EXERCISE DIRECTIONS
Below are some records; return each one exactly.

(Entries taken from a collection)
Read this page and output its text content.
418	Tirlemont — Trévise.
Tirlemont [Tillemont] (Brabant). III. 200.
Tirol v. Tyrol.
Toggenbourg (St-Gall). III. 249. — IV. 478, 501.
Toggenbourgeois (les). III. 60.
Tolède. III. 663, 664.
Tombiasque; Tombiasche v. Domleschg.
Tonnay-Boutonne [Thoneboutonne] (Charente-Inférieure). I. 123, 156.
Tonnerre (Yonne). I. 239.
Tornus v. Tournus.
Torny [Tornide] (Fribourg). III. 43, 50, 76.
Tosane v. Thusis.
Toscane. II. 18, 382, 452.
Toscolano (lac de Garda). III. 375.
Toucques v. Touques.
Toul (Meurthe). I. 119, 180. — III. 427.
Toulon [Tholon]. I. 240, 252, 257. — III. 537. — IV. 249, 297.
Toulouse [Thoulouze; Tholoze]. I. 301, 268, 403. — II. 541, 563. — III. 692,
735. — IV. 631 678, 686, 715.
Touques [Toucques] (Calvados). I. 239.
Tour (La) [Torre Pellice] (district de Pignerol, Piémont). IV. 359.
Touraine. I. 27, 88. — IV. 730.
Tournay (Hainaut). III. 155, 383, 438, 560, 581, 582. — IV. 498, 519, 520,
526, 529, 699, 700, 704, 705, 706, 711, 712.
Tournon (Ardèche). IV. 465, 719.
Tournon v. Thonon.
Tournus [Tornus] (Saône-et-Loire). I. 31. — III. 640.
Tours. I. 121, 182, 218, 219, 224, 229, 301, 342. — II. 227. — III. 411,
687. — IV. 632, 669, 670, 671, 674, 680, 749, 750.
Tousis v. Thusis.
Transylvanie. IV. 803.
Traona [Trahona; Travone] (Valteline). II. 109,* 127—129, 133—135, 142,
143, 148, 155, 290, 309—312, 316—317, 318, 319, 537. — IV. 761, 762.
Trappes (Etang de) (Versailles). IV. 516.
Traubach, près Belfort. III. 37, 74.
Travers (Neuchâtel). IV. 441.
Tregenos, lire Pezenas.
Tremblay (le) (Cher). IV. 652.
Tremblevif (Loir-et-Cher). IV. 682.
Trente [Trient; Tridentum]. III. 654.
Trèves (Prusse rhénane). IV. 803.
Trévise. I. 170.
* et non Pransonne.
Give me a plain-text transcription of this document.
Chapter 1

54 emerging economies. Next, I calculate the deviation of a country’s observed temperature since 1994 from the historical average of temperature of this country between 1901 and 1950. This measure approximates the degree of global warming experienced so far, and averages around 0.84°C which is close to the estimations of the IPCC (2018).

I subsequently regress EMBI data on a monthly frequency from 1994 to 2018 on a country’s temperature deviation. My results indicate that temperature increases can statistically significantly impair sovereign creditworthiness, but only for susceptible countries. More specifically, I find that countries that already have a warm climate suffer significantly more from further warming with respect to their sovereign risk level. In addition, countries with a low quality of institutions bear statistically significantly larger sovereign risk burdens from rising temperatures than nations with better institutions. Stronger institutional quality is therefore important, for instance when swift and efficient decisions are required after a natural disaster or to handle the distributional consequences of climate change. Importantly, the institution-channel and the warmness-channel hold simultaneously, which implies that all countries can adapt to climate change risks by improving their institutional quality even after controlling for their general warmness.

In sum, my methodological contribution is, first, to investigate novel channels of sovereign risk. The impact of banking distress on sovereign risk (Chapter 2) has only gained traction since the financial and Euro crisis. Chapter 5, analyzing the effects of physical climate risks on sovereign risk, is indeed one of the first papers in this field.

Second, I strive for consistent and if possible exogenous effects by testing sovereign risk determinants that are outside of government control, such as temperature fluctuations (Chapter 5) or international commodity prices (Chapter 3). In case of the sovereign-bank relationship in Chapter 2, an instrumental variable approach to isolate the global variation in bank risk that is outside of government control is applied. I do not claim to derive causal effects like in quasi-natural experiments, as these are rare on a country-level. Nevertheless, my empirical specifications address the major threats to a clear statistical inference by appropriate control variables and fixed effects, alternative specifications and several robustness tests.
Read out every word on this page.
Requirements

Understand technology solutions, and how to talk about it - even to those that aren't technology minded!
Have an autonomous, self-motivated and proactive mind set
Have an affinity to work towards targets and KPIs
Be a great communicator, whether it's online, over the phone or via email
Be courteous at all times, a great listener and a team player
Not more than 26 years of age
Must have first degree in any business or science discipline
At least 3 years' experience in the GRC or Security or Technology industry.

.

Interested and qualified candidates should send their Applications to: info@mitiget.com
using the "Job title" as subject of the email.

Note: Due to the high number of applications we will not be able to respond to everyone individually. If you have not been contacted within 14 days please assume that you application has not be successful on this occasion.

EXPECTED ANSWER
Read this page and output its text content.
418	Tirlemont — Trévise.
Tirlemont [Tillemont] (Brabant). III. 200.
Tirol v. Tyrol.
Toggenbourg (St-Gall). III. 249. — IV. 478, 501.
Toggenbourgeois (les). III. 60.
Tolède. III. 663, 664.
Tombiasque; Tombiasche v. Domleschg.
Tonnay-Boutonne [Thoneboutonne] (Charente-Inférieure). I. 123, 156.
Tonnerre (Yonne). I. 239.
Tornus v. Tournus.
Torny [Tornide] (Fribourg). III. 43, 50, 76.
Tosane v. Thusis.
Toscane. II. 18, 382, 452.
Toscolano (lac de Garda). III. 375.
Toucques v. Touques.
Toul (Meurthe). I. 119, 180. — III. 427.
Toulon [Tholon]. I. 240, 252, 257. — III. 537. — IV. 249, 297.
Toulouse [Thoulouze; Tholoze]. I. 301, 268, 403. — II. 541, 563. — III. 692,
735. — IV. 631 678, 686, 715.
Touques [Toucques] (Calvados). I. 239.
Tour (La) [Torre Pellice] (district de Pignerol, Piémont). IV. 359.
Touraine. I. 27, 88. — IV. 730.
Tournay (Hainaut). III. 155, 383, 438, 560, 581, 582. — IV. 498, 519, 520,
526, 529, 699, 700, 704, 705, 706, 711, 712.
Tournon (Ardèche). IV. 465, 719.
Tournon v. Thonon.
Tournus [Tornus] (Saône-et-Loire). I. 31. — III. 640.
Tours. I. 121, 182, 218, 219, 224, 229, 301, 342. — II. 227. — III. 411,
687. — IV. 632, 669, 670, 671, 674, 680, 749, 750.
Tousis v. Thusis.
Transylvanie. IV. 803.
Traona [Trahona; Travone] (Valteline). II. 109,* 127—129, 133—135, 142,
143, 148, 155, 290, 309—312, 316—317, 318, 319, 537. — IV. 761, 762.
Trappes (Etang de) (Versailles). IV. 516.
Traubach, près Belfort. III. 37, 74.
Travers (Neuchâtel). IV. 441.
Tregenos, lire Pezenas.
Tremblay (le) (Cher). IV. 652.
Tremblevif (Loir-et-Cher). IV. 682.
Trente [Trient; Tridentum]. III. 654.
Trèves (Prusse rhénane). IV. 803.
Trévise. I. 170.
* et non Pransonne.
Give me a plain-text transcription of this document.
Chapter 1

54 emerging economies. Next, I calculate the deviation of a country’s observed temperature since 1994 from the historical average of temperature of this country between 1901 and 1950. This measure approximates the degree of global warming experienced so far, and averages around 0.84°C which is close to the estimations of the IPCC (2018).

I subsequently regress EMBI data on a monthly frequency from 1994 to 2018 on a country’s temperature deviation. My results indicate that temperature increases can statistically significantly impair sovereign creditworthiness, but only for susceptible countries. More specifically, I find that countries that already have a warm climate suffer significantly more from further warming with respect to their sovereign risk level. In addition, countries with a low quality of institutions bear statistically significantly larger sovereign risk burdens from rising temperatures than nations with better institutions. Stronger institutional quality is therefore important, for instance when swift and efficient decisions are required after a natural disaster or to handle the distributional consequences of climate change. Importantly, the institution-channel and the warmness-channel hold simultaneously, which implies that all countries can adapt to climate change risks by improving their institutional quality even after controlling for their general warmness.

In sum, my methodological contribution is, first, to investigate novel channels of sovereign risk. The impact of banking distress on sovereign risk (Chapter 2) has only gained traction since the financial and Euro crisis. Chapter 5, analyzing the effects of physical climate risks on sovereign risk, is indeed one of the first papers in this field.

Second, I strive for consistent and if possible exogenous effects by testing sovereign risk determinants that are outside of government control, such as temperature fluctuations (Chapter 5) or international commodity prices (Chapter 3). In case of the sovereign-bank relationship in Chapter 2, an instrumental variable approach to isolate the global variation in bank risk that is outside of government control is applied. I do not claim to derive causal effects like in quasi-natural experiments, as these are rare on a country-level. Nevertheless, my empirical specifications address the major threats to a clear statistical inference by appropriate control variables and fixed effects, alternative specifications and several robustness tests.
Read out every word on this page.
Requirements

Understand technology solutions, and how to talk about it - even to those that aren't technology minded!
Have an autonomous, self-motivated and proactive mind set
Have an affinity to work towards targets and KPIs
Be a great communicator, whether it's online, over the phone or via email
Be courteous at all times, a great listener and a team player
Not more than 26 years of age
Must have first degree in any business or science discipline
At least 3 years' experience in the GRC or Security or Technology industry.

.

Interested and qualified candidates should send their Applications to: info@mitiget.com
using the "Job title" as subject of the email.

Note: Due to the high number of applications we will not be able to respond to everyone individually. If you have not been contacted within 14 days please assume that you application has not be successful on this occasion.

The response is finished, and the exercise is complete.